● YOUR OBJECTIVE
Look through the lines below and extract any with the word "complex".

● DATA EXTRACT
══════════

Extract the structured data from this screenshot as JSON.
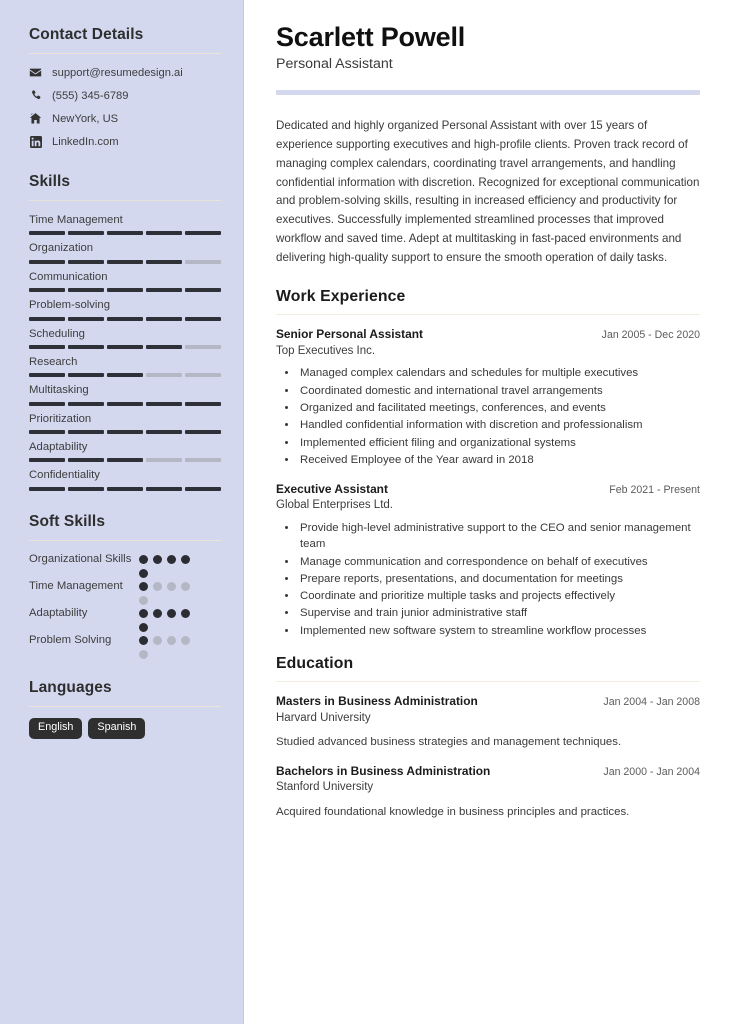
{
  "sidebar": {
    "contact": {
      "heading": "Contact Details",
      "items": [
        {
          "icon": "envelope-icon",
          "text": "support@resumedesign.ai"
        },
        {
          "icon": "phone-icon",
          "text": "(555) 345-6789"
        },
        {
          "icon": "home-icon",
          "text": "NewYork, US"
        },
        {
          "icon": "linkedin-icon",
          "text": "LinkedIn.com"
        }
      ]
    },
    "skills": {
      "heading": "Skills",
      "max": 5,
      "items": [
        {
          "name": "Time Management",
          "level": 5
        },
        {
          "name": "Organization",
          "level": 4
        },
        {
          "name": "Communication",
          "level": 5
        },
        {
          "name": "Problem-solving",
          "level": 5
        },
        {
          "name": "Scheduling",
          "level": 4
        },
        {
          "name": "Research",
          "level": 3
        },
        {
          "name": "Multitasking",
          "level": 5
        },
        {
          "name": "Prioritization",
          "level": 5
        },
        {
          "name": "Adaptability",
          "level": 3
        },
        {
          "name": "Confidentiality",
          "level": 5
        }
      ]
    },
    "soft_skills": {
      "heading": "Soft Skills",
      "max": 5,
      "items": [
        {
          "name": "Organizational Skills",
          "level": 5
        },
        {
          "name": "Time Management",
          "level": 1
        },
        {
          "name": "Adaptability",
          "level": 5
        },
        {
          "name": "Problem Solving",
          "level": 1
        }
      ]
    },
    "languages": {
      "heading": "Languages",
      "items": [
        "English",
        "Spanish"
      ]
    }
  },
  "main": {
    "name": "Scarlett Powell",
    "title": "Personal Assistant",
    "summary": "Dedicated and highly organized Personal Assistant with over 15 years of experience supporting executives and high-profile clients. Proven track record of managing complex calendars, coordinating travel arrangements, and handling confidential information with discretion. Recognized for exceptional communication and problem-solving skills, resulting in increased efficiency and productivity for executives. Successfully implemented streamlined processes that improved workflow and saved time. Adept at multitasking in fast-paced environments and delivering high-quality support to ensure the smooth operation of daily tasks.",
    "work": {
      "heading": "Work Experience",
      "entries": [
        {
          "role": "Senior Personal Assistant",
          "org": "Top Executives Inc.",
          "date": "Jan 2005 - Dec 2020",
          "bullets": [
            "Managed complex calendars and schedules for multiple executives",
            "Coordinated domestic and international travel arrangements",
            "Organized and facilitated meetings, conferences, and events",
            "Handled confidential information with discretion and professionalism",
            "Implemented efficient filing and organizational systems",
            "Received Employee of the Year award in 2018"
          ]
        },
        {
          "role": "Executive Assistant",
          "org": "Global Enterprises Ltd.",
          "date": "Feb 2021 - Present",
          "bullets": [
            "Provide high-level administrative support to the CEO and senior management team",
            "Manage communication and correspondence on behalf of executives",
            "Prepare reports, presentations, and documentation for meetings",
            "Coordinate and prioritize multiple tasks and projects effectively",
            "Supervise and train junior administrative staff",
            "Implemented new software system to streamline workflow processes"
          ]
        }
      ]
    },
    "education": {
      "heading": "Education",
      "entries": [
        {
          "degree": "Masters in Business Administration",
          "school": "Harvard University",
          "date": "Jan 2004 - Jan 2008",
          "description": "Studied advanced business strategies and management techniques."
        },
        {
          "degree": "Bachelors in Business Administration",
          "school": "Stanford University",
          "date": "Jan 2000 - Jan 2004",
          "description": "Acquired foundational knowledge in business principles and practices."
        }
      ]
    }
  },
  "colors": {
    "sidebar_bg": "#d3d8ef",
    "accent_bar": "#d3d8ef",
    "filled": "#2f3138",
    "empty": "#b4b7c4",
    "badge_bg": "#2f2f2f"
  }
}
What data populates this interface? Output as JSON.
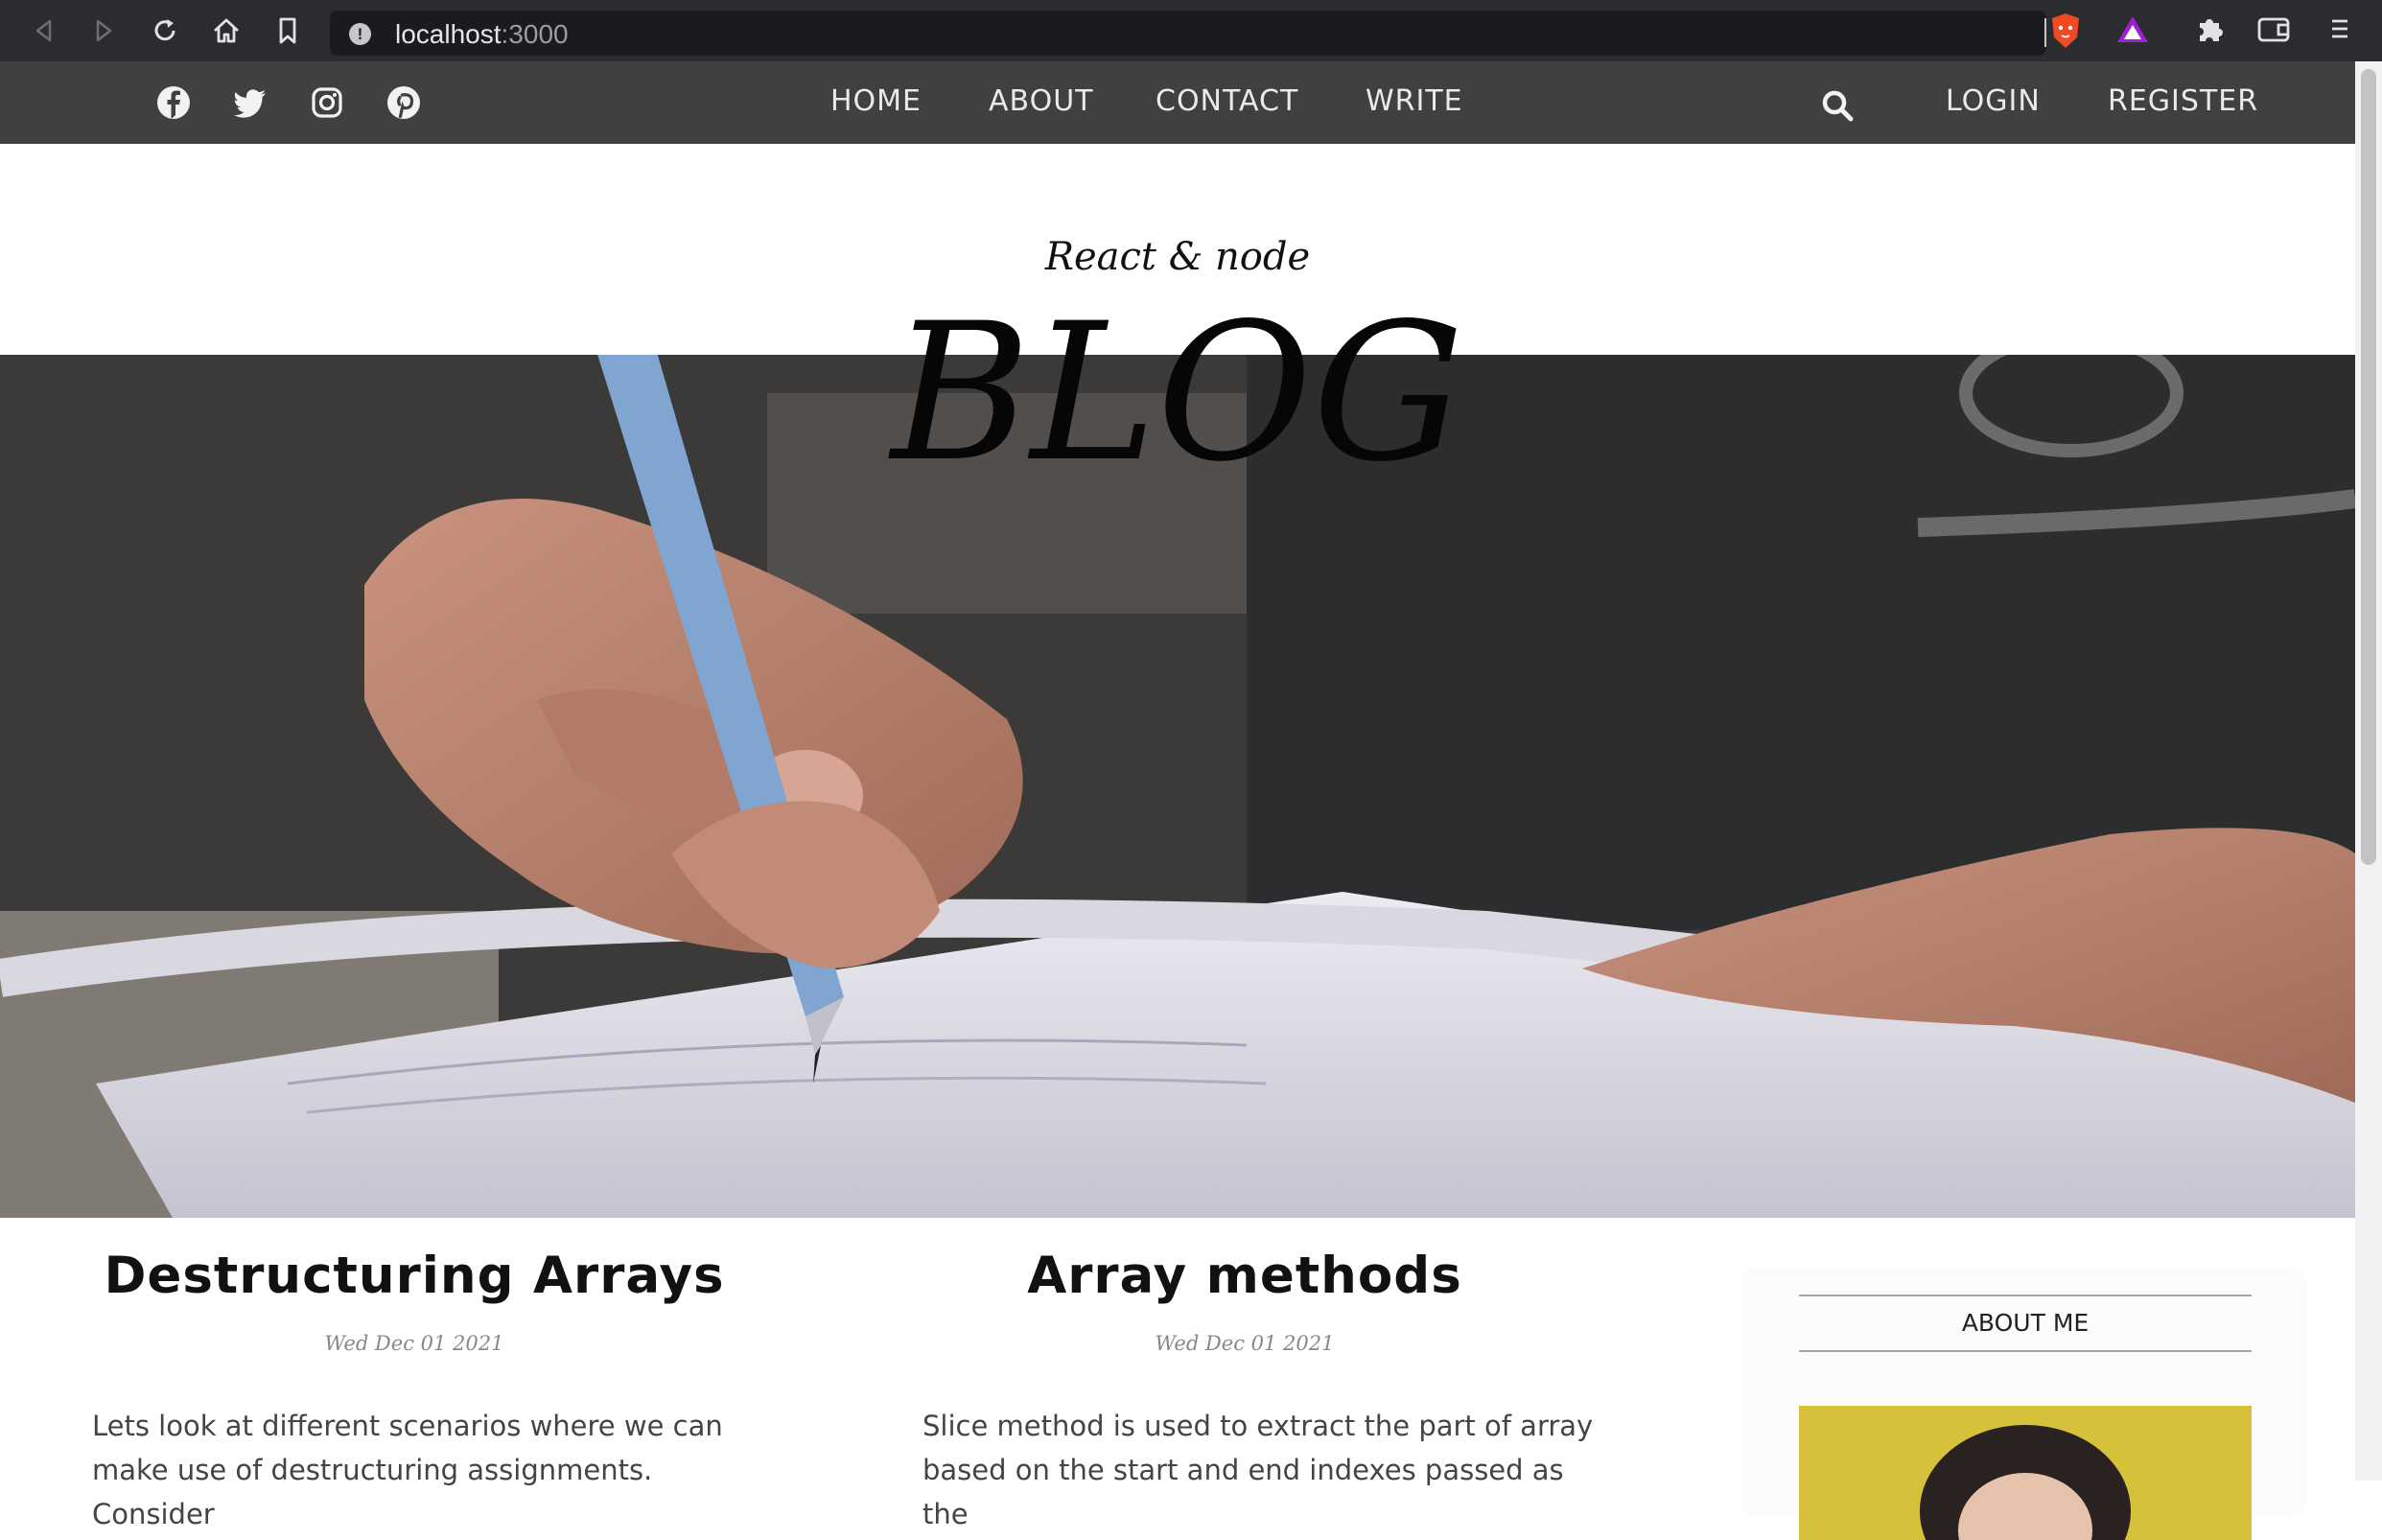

══════════

● SOLUTION TO THIS EXERCISE
    "summary": "Dedicated and highly organized Personal Assistant with over 15 years of experience supporting executives and high-profile clients. Proven track record of managing complex calendars, coordinating travel arrangements, and handling confidential information with discretion. Recognized for exceptional communication and problem-solving skills, resulting in increased efficiency and productivity for executives. Successfully implemented streamlined processes that improved workflow and saved time. Adept at multitasking in fast-paced environments and delivering high-quality support to ensure the smooth operation of daily tasks.",
            "Managed complex calendars and schedules for multiple executives",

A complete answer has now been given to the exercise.